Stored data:
◇ ◇ ◇ ◇ ◇

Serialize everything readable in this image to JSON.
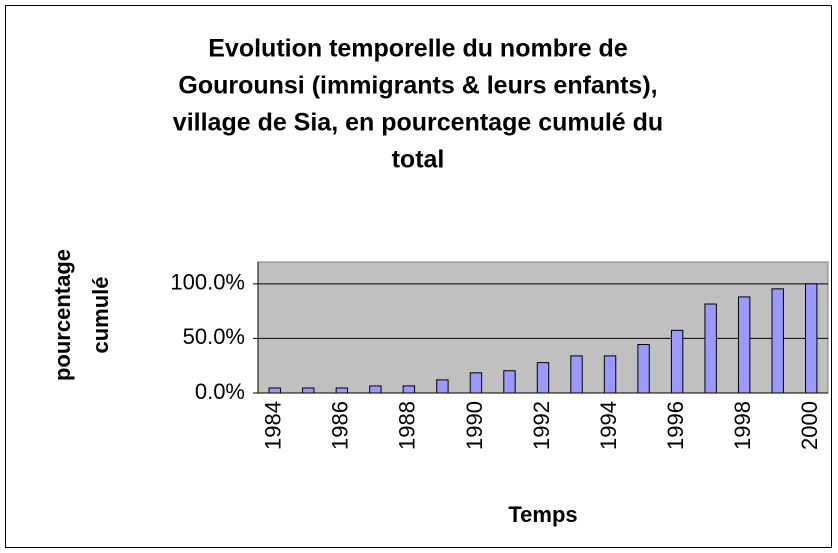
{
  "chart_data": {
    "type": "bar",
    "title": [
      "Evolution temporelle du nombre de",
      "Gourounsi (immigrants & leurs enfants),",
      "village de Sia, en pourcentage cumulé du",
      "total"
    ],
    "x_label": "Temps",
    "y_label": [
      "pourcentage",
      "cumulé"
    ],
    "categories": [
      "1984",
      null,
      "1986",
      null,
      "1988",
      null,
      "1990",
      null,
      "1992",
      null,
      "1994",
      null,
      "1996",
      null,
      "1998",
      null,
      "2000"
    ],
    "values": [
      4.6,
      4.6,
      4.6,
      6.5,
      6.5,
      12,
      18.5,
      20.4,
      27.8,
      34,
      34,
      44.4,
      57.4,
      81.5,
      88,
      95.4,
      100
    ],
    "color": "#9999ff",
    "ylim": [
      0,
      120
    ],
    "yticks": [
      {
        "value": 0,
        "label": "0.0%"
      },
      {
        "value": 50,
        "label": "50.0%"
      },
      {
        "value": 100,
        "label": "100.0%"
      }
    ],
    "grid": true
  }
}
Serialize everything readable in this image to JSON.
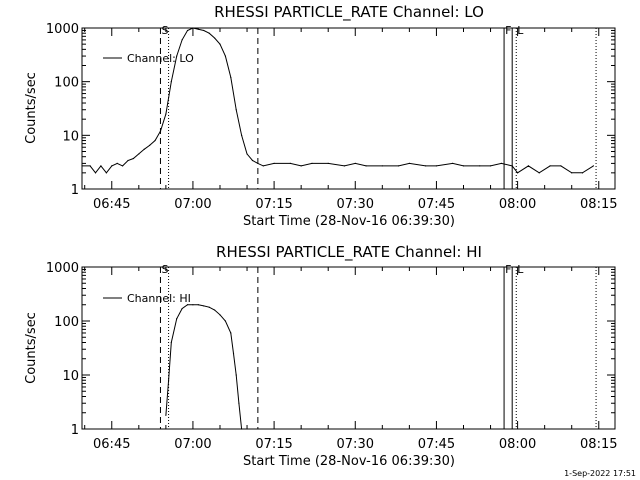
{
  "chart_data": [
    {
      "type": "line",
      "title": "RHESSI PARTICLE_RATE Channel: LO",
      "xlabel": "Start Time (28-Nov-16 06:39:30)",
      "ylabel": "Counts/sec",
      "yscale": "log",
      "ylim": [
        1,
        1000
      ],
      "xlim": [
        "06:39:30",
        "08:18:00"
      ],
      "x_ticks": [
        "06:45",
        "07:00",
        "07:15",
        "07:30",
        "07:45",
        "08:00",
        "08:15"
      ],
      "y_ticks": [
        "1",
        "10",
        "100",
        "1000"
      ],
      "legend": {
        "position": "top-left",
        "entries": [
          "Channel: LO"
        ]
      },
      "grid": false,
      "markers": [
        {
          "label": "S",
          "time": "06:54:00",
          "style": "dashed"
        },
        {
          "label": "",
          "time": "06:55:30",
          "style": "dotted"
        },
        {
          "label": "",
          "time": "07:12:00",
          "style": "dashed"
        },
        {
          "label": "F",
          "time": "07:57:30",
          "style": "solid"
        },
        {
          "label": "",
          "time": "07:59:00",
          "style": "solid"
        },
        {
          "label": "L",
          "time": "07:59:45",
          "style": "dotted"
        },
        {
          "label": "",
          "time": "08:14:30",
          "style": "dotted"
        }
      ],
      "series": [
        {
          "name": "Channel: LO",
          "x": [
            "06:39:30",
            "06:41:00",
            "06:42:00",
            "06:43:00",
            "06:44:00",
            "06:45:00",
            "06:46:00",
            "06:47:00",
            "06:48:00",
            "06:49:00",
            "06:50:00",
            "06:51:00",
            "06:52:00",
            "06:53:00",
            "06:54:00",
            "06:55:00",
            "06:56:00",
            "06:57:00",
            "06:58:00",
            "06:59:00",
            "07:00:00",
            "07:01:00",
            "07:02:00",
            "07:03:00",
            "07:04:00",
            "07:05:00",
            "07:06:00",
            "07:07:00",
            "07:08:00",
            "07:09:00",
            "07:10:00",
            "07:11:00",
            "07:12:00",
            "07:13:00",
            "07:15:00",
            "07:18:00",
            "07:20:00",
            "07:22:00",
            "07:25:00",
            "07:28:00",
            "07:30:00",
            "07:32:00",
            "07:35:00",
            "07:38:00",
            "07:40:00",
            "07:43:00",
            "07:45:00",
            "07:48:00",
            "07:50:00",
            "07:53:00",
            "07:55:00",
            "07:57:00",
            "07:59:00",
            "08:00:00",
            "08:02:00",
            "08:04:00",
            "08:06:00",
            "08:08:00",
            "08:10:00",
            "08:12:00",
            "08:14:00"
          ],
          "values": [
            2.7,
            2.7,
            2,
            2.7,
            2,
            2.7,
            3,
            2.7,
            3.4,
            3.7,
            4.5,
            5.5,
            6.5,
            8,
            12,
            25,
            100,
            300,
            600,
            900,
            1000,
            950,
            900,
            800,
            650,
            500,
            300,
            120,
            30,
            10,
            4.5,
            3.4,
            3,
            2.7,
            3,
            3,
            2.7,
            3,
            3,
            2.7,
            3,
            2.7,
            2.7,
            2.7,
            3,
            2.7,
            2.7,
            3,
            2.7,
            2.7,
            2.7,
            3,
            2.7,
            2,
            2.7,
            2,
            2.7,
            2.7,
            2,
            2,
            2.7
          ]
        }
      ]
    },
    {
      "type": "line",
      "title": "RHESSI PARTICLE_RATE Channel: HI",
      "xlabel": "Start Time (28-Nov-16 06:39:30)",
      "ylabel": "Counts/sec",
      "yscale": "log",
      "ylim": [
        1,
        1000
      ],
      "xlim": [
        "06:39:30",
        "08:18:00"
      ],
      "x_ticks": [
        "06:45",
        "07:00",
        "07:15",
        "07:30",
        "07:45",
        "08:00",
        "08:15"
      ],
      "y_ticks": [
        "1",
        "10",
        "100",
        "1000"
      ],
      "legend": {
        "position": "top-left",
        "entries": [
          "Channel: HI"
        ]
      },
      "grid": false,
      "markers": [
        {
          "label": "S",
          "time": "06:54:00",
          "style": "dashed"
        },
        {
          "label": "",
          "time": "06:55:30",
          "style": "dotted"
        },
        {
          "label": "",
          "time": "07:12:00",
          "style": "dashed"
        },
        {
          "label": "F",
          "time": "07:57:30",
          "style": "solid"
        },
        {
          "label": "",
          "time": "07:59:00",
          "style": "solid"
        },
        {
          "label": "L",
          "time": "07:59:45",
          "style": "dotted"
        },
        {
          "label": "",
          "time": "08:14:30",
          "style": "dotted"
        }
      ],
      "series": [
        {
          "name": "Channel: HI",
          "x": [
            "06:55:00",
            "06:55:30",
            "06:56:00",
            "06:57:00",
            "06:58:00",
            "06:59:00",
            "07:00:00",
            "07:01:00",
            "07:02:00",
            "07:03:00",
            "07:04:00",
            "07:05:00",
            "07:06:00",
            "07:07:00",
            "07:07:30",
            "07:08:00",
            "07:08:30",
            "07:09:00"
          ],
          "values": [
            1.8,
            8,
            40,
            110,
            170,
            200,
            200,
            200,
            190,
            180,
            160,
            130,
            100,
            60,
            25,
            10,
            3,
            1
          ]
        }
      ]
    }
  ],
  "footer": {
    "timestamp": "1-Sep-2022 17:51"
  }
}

◇ ◇ ◇ ◇ ◇

### PROBLEM TO SOLVE
Each line in the material either holds the string "RHESSI" or does not. State how many do, and nothing else.

### TASK ANSWER
2